* What to produce
Each entry needs to be restated exactly as written.

══════

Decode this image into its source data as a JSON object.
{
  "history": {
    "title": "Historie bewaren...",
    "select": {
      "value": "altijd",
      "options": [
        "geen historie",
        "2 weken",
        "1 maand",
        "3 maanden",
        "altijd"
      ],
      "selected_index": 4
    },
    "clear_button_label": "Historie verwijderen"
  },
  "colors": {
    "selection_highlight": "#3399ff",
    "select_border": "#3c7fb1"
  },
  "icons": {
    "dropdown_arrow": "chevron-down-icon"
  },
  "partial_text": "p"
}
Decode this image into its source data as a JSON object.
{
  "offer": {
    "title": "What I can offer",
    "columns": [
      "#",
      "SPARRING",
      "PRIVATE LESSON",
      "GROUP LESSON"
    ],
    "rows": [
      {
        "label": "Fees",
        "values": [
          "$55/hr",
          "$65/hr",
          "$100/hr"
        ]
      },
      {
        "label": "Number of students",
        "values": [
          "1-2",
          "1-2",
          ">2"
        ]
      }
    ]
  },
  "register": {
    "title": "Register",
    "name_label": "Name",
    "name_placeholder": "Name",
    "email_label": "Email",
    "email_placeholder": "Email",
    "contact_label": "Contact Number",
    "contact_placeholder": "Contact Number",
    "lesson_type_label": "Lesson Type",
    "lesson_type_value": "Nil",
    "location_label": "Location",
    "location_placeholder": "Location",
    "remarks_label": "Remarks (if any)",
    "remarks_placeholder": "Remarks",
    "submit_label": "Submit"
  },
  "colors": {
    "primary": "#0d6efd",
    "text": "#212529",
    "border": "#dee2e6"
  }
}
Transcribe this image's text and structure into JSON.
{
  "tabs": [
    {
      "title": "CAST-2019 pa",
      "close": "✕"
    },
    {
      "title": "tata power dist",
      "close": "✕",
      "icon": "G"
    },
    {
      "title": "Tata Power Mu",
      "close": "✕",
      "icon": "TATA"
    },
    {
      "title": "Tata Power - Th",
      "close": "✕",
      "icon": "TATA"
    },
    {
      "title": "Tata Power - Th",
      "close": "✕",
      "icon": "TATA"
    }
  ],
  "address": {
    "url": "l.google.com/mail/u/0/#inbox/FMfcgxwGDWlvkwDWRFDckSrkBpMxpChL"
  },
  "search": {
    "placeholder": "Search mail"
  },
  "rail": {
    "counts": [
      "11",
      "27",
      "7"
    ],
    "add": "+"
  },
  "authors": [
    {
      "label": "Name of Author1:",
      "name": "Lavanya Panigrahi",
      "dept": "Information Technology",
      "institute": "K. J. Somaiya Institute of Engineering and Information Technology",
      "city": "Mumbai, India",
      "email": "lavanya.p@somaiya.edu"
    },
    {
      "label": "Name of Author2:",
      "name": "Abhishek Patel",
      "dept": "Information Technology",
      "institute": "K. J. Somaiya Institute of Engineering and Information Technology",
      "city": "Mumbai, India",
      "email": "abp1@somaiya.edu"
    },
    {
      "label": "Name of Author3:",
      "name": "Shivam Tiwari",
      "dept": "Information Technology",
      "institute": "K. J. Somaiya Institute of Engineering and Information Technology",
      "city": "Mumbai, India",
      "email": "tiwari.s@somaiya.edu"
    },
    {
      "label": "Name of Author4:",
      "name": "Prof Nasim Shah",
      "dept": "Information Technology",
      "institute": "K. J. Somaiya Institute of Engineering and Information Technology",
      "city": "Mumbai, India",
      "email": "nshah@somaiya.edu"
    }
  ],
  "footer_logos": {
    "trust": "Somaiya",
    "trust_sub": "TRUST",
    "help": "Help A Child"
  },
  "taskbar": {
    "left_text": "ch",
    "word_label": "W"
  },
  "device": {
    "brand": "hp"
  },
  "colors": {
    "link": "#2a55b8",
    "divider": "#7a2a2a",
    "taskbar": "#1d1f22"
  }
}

══════

* Output for this task
Decode this image into its source data as a JSON object.
{
  "history": {
    "title": "Historie bewaren...",
    "select": {
      "value": "altijd",
      "options": [
        "geen historie",
        "2 weken",
        "1 maand",
        "3 maanden",
        "altijd"
      ],
      "selected_index": 4
    },
    "clear_button_label": "Historie verwijderen"
  },
  "colors": {
    "selection_highlight": "#3399ff",
    "select_border": "#3c7fb1"
  },
  "icons": {
    "dropdown_arrow": "chevron-down-icon"
  },
  "partial_text": "p"
}
Decode this image into its source data as a JSON object.
{
  "offer": {
    "title": "What I can offer",
    "columns": [
      "#",
      "SPARRING",
      "PRIVATE LESSON",
      "GROUP LESSON"
    ],
    "rows": [
      {
        "label": "Fees",
        "values": [
          "$55/hr",
          "$65/hr",
          "$100/hr"
        ]
      },
      {
        "label": "Number of students",
        "values": [
          "1-2",
          "1-2",
          ">2"
        ]
      }
    ]
  },
  "register": {
    "title": "Register",
    "name_label": "Name",
    "name_placeholder": "Name",
    "email_label": "Email",
    "email_placeholder": "Email",
    "contact_label": "Contact Number",
    "contact_placeholder": "Contact Number",
    "lesson_type_label": "Lesson Type",
    "lesson_type_value": "Nil",
    "location_label": "Location",
    "location_placeholder": "Location",
    "remarks_label": "Remarks (if any)",
    "remarks_placeholder": "Remarks",
    "submit_label": "Submit"
  },
  "colors": {
    "primary": "#0d6efd",
    "text": "#212529",
    "border": "#dee2e6"
  }
}
Transcribe this image's text and structure into JSON.
{
  "tabs": [
    {
      "title": "CAST-2019 pa",
      "close": "✕"
    },
    {
      "title": "tata power dist",
      "close": "✕",
      "icon": "G"
    },
    {
      "title": "Tata Power Mu",
      "close": "✕",
      "icon": "TATA"
    },
    {
      "title": "Tata Power - Th",
      "close": "✕",
      "icon": "TATA"
    },
    {
      "title": "Tata Power - Th",
      "close": "✕",
      "icon": "TATA"
    }
  ],
  "address": {
    "url": "l.google.com/mail/u/0/#inbox/FMfcgxwGDWlvkwDWRFDckSrkBpMxpChL"
  },
  "search": {
    "placeholder": "Search mail"
  },
  "rail": {
    "counts": [
      "11",
      "27",
      "7"
    ],
    "add": "+"
  },
  "authors": [
    {
      "label": "Name of Author1:",
      "name": "Lavanya Panigrahi",
      "dept": "Information Technology",
      "institute": "K. J. Somaiya Institute of Engineering and Information Technology",
      "city": "Mumbai, India",
      "email": "lavanya.p@somaiya.edu"
    },
    {
      "label": "Name of Author2:",
      "name": "Abhishek Patel",
      "dept": "Information Technology",
      "institute": "K. J. Somaiya Institute of Engineering and Information Technology",
      "city": "Mumbai, India",
      "email": "abp1@somaiya.edu"
    },
    {
      "label": "Name of Author3:",
      "name": "Shivam Tiwari",
      "dept": "Information Technology",
      "institute": "K. J. Somaiya Institute of Engineering and Information Technology",
      "city": "Mumbai, India",
      "email": "tiwari.s@somaiya.edu"
    },
    {
      "label": "Name of Author4:",
      "name": "Prof Nasim Shah",
      "dept": "Information Technology",
      "institute": "K. J. Somaiya Institute of Engineering and Information Technology",
      "city": "Mumbai, India",
      "email": "nshah@somaiya.edu"
    }
  ],
  "footer_logos": {
    "trust": "Somaiya",
    "trust_sub": "TRUST",
    "help": "Help A Child"
  },
  "taskbar": {
    "left_text": "ch",
    "word_label": "W"
  },
  "device": {
    "brand": "hp"
  },
  "colors": {
    "link": "#2a55b8",
    "divider": "#7a2a2a",
    "taskbar": "#1d1f22"
  }
}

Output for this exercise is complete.